Exercise directions
Print all of the entries exactly, minus the pictures.

Records for the exercise
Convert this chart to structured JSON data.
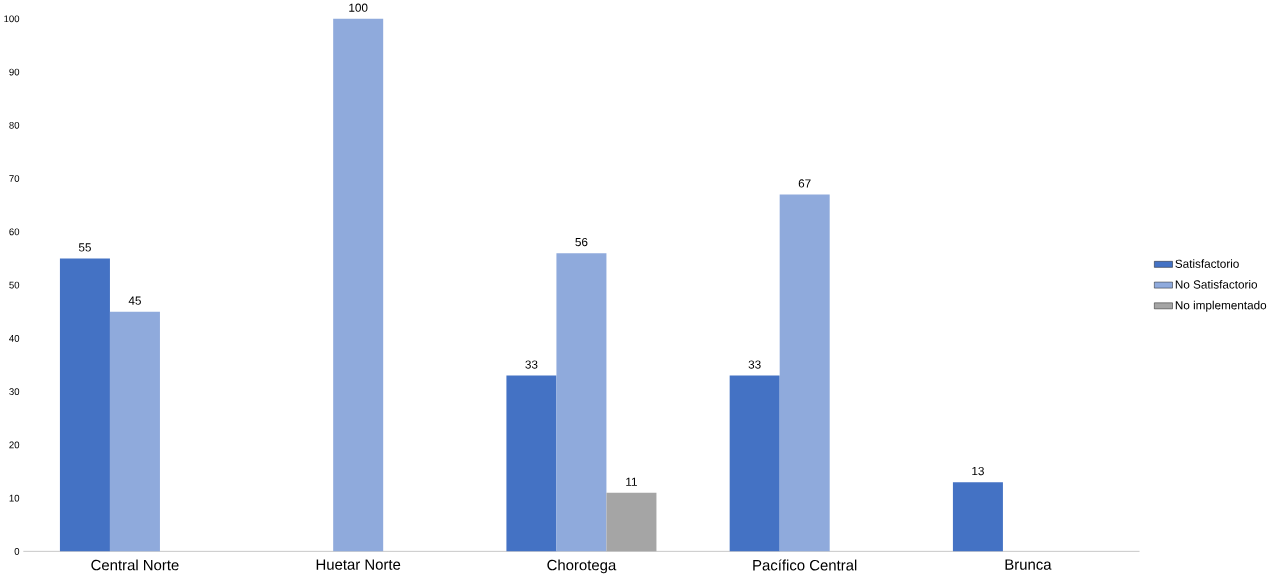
{
  "chart_data": {
    "type": "bar",
    "categories": [
      "Central Norte",
      "Huetar Norte",
      "Chorotega",
      "Pacífico Central",
      "Brunca"
    ],
    "series": [
      {
        "name": "Satisfactorio",
        "color": "#4472c4",
        "values": [
          55,
          null,
          33,
          33,
          13
        ]
      },
      {
        "name": "No Satisfactorio",
        "color": "#8faadc",
        "values": [
          45,
          100,
          56,
          67,
          null
        ]
      },
      {
        "name": "No implementado",
        "color": "#a5a5a5",
        "values": [
          null,
          null,
          11,
          null,
          null
        ]
      }
    ],
    "ylim": [
      0,
      100
    ],
    "yticks": [
      0,
      10,
      20,
      30,
      40,
      50,
      60,
      70,
      80,
      90,
      100
    ],
    "data_labels": true,
    "legend": "right"
  }
}
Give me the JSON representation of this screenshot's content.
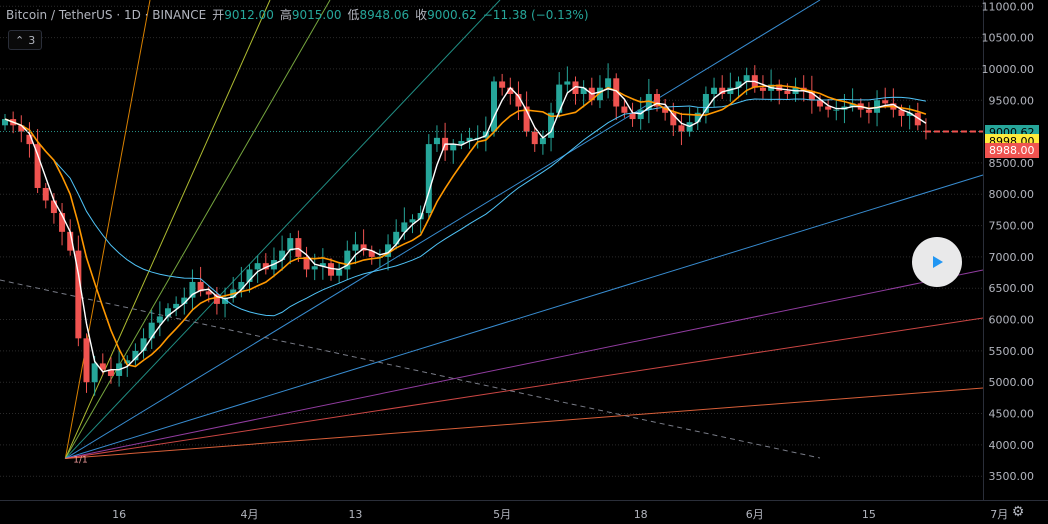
{
  "header": {
    "symbol": "Bitcoin / TetherUS · 1D · BINANCE",
    "open_label": "开",
    "open": "9012.00",
    "high_label": "高",
    "high": "9015.00",
    "low_label": "低",
    "low": "8948.06",
    "close_label": "收",
    "close": "9000.62",
    "change": "−11.38 (−0.13%)"
  },
  "indicator_toggle": {
    "count": "3",
    "icon": "chevron-up-icon"
  },
  "price_tags": [
    {
      "label": "9000.62",
      "bg": "#26a69a",
      "fg": "#000000",
      "value": 9000.62
    },
    {
      "label": "8998.00",
      "bg": "#ffeb3b",
      "fg": "#000000",
      "value": 8998
    },
    {
      "label": "8988.00",
      "bg": "#ef5350",
      "fg": "#ffffff",
      "value": 8988
    }
  ],
  "colors": {
    "up": "#26a69a",
    "down": "#ef5350",
    "grid": "#1c1c1c",
    "ma_short": "#ffffff",
    "ma_mid": "#ff9800",
    "ma_long": "#4fc3f7",
    "axis_text": "#b2b5be"
  },
  "chart_data": {
    "type": "candlestick",
    "title": "",
    "yticks": [
      3500,
      4000,
      4500,
      5000,
      5500,
      6000,
      6500,
      7000,
      7500,
      8000,
      8500,
      9000,
      9500,
      10000,
      10500,
      11000
    ],
    "ytick_labels": [
      "3500.00",
      "4000.00",
      "4500.00",
      "5000.00",
      "5500.00",
      "6000.00",
      "6500.00",
      "7000.00",
      "7500.00",
      "8000.00",
      "8500.00",
      "9000.00",
      "9500.00",
      "10000.00",
      "10500.00",
      "11000.00"
    ],
    "ylim": [
      3200,
      11100
    ],
    "xticks": [
      {
        "label": "16",
        "day": 14
      },
      {
        "label": "4月",
        "day": 30
      },
      {
        "label": "13",
        "day": 43
      },
      {
        "label": "5月",
        "day": 61
      },
      {
        "label": "18",
        "day": 78
      },
      {
        "label": "6月",
        "day": 92
      },
      {
        "label": "15",
        "day": 106
      },
      {
        "label": "7月",
        "day": 122
      }
    ],
    "candles_close": [
      9200,
      9100,
      9000,
      8800,
      8100,
      7900,
      7700,
      7400,
      7100,
      5700,
      5000,
      5300,
      5200,
      5100,
      5300,
      5350,
      5500,
      5700,
      5950,
      6050,
      6180,
      6250,
      6350,
      6600,
      6450,
      6400,
      6250,
      6350,
      6480,
      6600,
      6800,
      6900,
      6800,
      6950,
      7100,
      7300,
      7000,
      6800,
      6850,
      6900,
      6700,
      6800,
      7100,
      7200,
      7100,
      7000,
      7000,
      7200,
      7400,
      7550,
      7600,
      7700,
      8800,
      8900,
      8700,
      8800,
      8850,
      8900,
      8900,
      9000,
      9800,
      9700,
      9600,
      9400,
      9000,
      8800,
      8900,
      9300,
      9750,
      9800,
      9600,
      9700,
      9500,
      9700,
      9850,
      9400,
      9300,
      9200,
      9350,
      9600,
      9400,
      9300,
      9100,
      9000,
      9150,
      9300,
      9600,
      9700,
      9600,
      9700,
      9800,
      9900,
      9700,
      9650,
      9750,
      9650,
      9600,
      9700,
      9650,
      9500,
      9400,
      9350,
      9350,
      9400,
      9450,
      9350,
      9300,
      9500,
      9450,
      9350,
      9250,
      9300,
      9100,
      9000
    ],
    "candles_open": [
      9100,
      9200,
      9100,
      8950,
      8800,
      8100,
      7900,
      7700,
      7400,
      7100,
      5700,
      5000,
      5300,
      5200,
      5100,
      5300,
      5350,
      5500,
      5700,
      5950,
      6050,
      6180,
      6250,
      6350,
      6600,
      6450,
      6400,
      6250,
      6350,
      6480,
      6600,
      6800,
      6900,
      6800,
      6950,
      7100,
      7300,
      7000,
      6800,
      6850,
      6900,
      6700,
      6800,
      7100,
      7200,
      7100,
      7000,
      7000,
      7200,
      7400,
      7550,
      7600,
      7700,
      8800,
      8900,
      8700,
      8800,
      8850,
      8900,
      8900,
      9000,
      9800,
      9700,
      9600,
      9400,
      9000,
      8800,
      8900,
      9300,
      9750,
      9800,
      9600,
      9700,
      9500,
      9700,
      9850,
      9400,
      9300,
      9200,
      9350,
      9600,
      9400,
      9300,
      9100,
      9000,
      9150,
      9300,
      9600,
      9700,
      9600,
      9700,
      9800,
      9900,
      9700,
      9650,
      9750,
      9650,
      9600,
      9700,
      9650,
      9500,
      9400,
      9350,
      9350,
      9400,
      9450,
      9350,
      9300,
      9500,
      9450,
      9350,
      9250,
      9300,
      9012
    ]
  },
  "gann_origin_price": 3782,
  "fan_label": "1/1",
  "settings_icon": "gear-icon",
  "play_icon": "play-icon"
}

Response to this task
Convert this chart to structured JSON data.
{
  "chart_data": {
    "type": "bar",
    "categories": [
      "Central Norte",
      "Huetar Norte",
      "Chorotega",
      "Pacífico Central",
      "Brunca"
    ],
    "series": [
      {
        "name": "Satisfactorio",
        "color": "#4472c4",
        "values": [
          55,
          null,
          33,
          33,
          13
        ]
      },
      {
        "name": "No Satisfactorio",
        "color": "#8faadc",
        "values": [
          45,
          100,
          56,
          67,
          null
        ]
      },
      {
        "name": "No implementado",
        "color": "#a5a5a5",
        "values": [
          null,
          null,
          11,
          null,
          null
        ]
      }
    ],
    "ylim": [
      0,
      100
    ],
    "yticks": [
      0,
      10,
      20,
      30,
      40,
      50,
      60,
      70,
      80,
      90,
      100
    ],
    "data_labels": true,
    "legend": "right"
  }
}
Give me the JSON representation of this screenshot's content.
{
  "header": {
    "symbol": "Bitcoin / TetherUS · 1D · BINANCE",
    "open_label": "开",
    "open": "9012.00",
    "high_label": "高",
    "high": "9015.00",
    "low_label": "低",
    "low": "8948.06",
    "close_label": "收",
    "close": "9000.62",
    "change": "−11.38 (−0.13%)"
  },
  "indicator_toggle": {
    "count": "3",
    "icon": "chevron-up-icon"
  },
  "price_tags": [
    {
      "label": "9000.62",
      "bg": "#26a69a",
      "fg": "#000000",
      "value": 9000.62
    },
    {
      "label": "8998.00",
      "bg": "#ffeb3b",
      "fg": "#000000",
      "value": 8998
    },
    {
      "label": "8988.00",
      "bg": "#ef5350",
      "fg": "#ffffff",
      "value": 8988
    }
  ],
  "colors": {
    "up": "#26a69a",
    "down": "#ef5350",
    "grid": "#1c1c1c",
    "ma_short": "#ffffff",
    "ma_mid": "#ff9800",
    "ma_long": "#4fc3f7",
    "axis_text": "#b2b5be"
  },
  "chart_data": {
    "type": "candlestick",
    "title": "",
    "yticks": [
      3500,
      4000,
      4500,
      5000,
      5500,
      6000,
      6500,
      7000,
      7500,
      8000,
      8500,
      9000,
      9500,
      10000,
      10500,
      11000
    ],
    "ytick_labels": [
      "3500.00",
      "4000.00",
      "4500.00",
      "5000.00",
      "5500.00",
      "6000.00",
      "6500.00",
      "7000.00",
      "7500.00",
      "8000.00",
      "8500.00",
      "9000.00",
      "9500.00",
      "10000.00",
      "10500.00",
      "11000.00"
    ],
    "ylim": [
      3200,
      11100
    ],
    "xticks": [
      {
        "label": "16",
        "day": 14
      },
      {
        "label": "4月",
        "day": 30
      },
      {
        "label": "13",
        "day": 43
      },
      {
        "label": "5月",
        "day": 61
      },
      {
        "label": "18",
        "day": 78
      },
      {
        "label": "6月",
        "day": 92
      },
      {
        "label": "15",
        "day": 106
      },
      {
        "label": "7月",
        "day": 122
      }
    ],
    "candles_close": [
      9200,
      9100,
      9000,
      8800,
      8100,
      7900,
      7700,
      7400,
      7100,
      5700,
      5000,
      5300,
      5200,
      5100,
      5300,
      5350,
      5500,
      5700,
      5950,
      6050,
      6180,
      6250,
      6350,
      6600,
      6450,
      6400,
      6250,
      6350,
      6480,
      6600,
      6800,
      6900,
      6800,
      6950,
      7100,
      7300,
      7000,
      6800,
      6850,
      6900,
      6700,
      6800,
      7100,
      7200,
      7100,
      7000,
      7000,
      7200,
      7400,
      7550,
      7600,
      7700,
      8800,
      8900,
      8700,
      8800,
      8850,
      8900,
      8900,
      9000,
      9800,
      9700,
      9600,
      9400,
      9000,
      8800,
      8900,
      9300,
      9750,
      9800,
      9600,
      9700,
      9500,
      9700,
      9850,
      9400,
      9300,
      9200,
      9350,
      9600,
      9400,
      9300,
      9100,
      9000,
      9150,
      9300,
      9600,
      9700,
      9600,
      9700,
      9800,
      9900,
      9700,
      9650,
      9750,
      9650,
      9600,
      9700,
      9650,
      9500,
      9400,
      9350,
      9350,
      9400,
      9450,
      9350,
      9300,
      9500,
      9450,
      9350,
      9250,
      9300,
      9100,
      9000
    ],
    "candles_open": [
      9100,
      9200,
      9100,
      8950,
      8800,
      8100,
      7900,
      7700,
      7400,
      7100,
      5700,
      5000,
      5300,
      5200,
      5100,
      5300,
      5350,
      5500,
      5700,
      5950,
      6050,
      6180,
      6250,
      6350,
      6600,
      6450,
      6400,
      6250,
      6350,
      6480,
      6600,
      6800,
      6900,
      6800,
      6950,
      7100,
      7300,
      7000,
      6800,
      6850,
      6900,
      6700,
      6800,
      7100,
      7200,
      7100,
      7000,
      7000,
      7200,
      7400,
      7550,
      7600,
      7700,
      8800,
      8900,
      8700,
      8800,
      8850,
      8900,
      8900,
      9000,
      9800,
      9700,
      9600,
      9400,
      9000,
      8800,
      8900,
      9300,
      9750,
      9800,
      9600,
      9700,
      9500,
      9700,
      9850,
      9400,
      9300,
      9200,
      9350,
      9600,
      9400,
      9300,
      9100,
      9000,
      9150,
      9300,
      9600,
      9700,
      9600,
      9700,
      9800,
      9900,
      9700,
      9650,
      9750,
      9650,
      9600,
      9700,
      9650,
      9500,
      9400,
      9350,
      9350,
      9400,
      9450,
      9350,
      9300,
      9500,
      9450,
      9350,
      9250,
      9300,
      9012
    ]
  },
  "gann_origin_price": 3782,
  "fan_label": "1/1",
  "settings_icon": "gear-icon",
  "play_icon": "play-icon"
}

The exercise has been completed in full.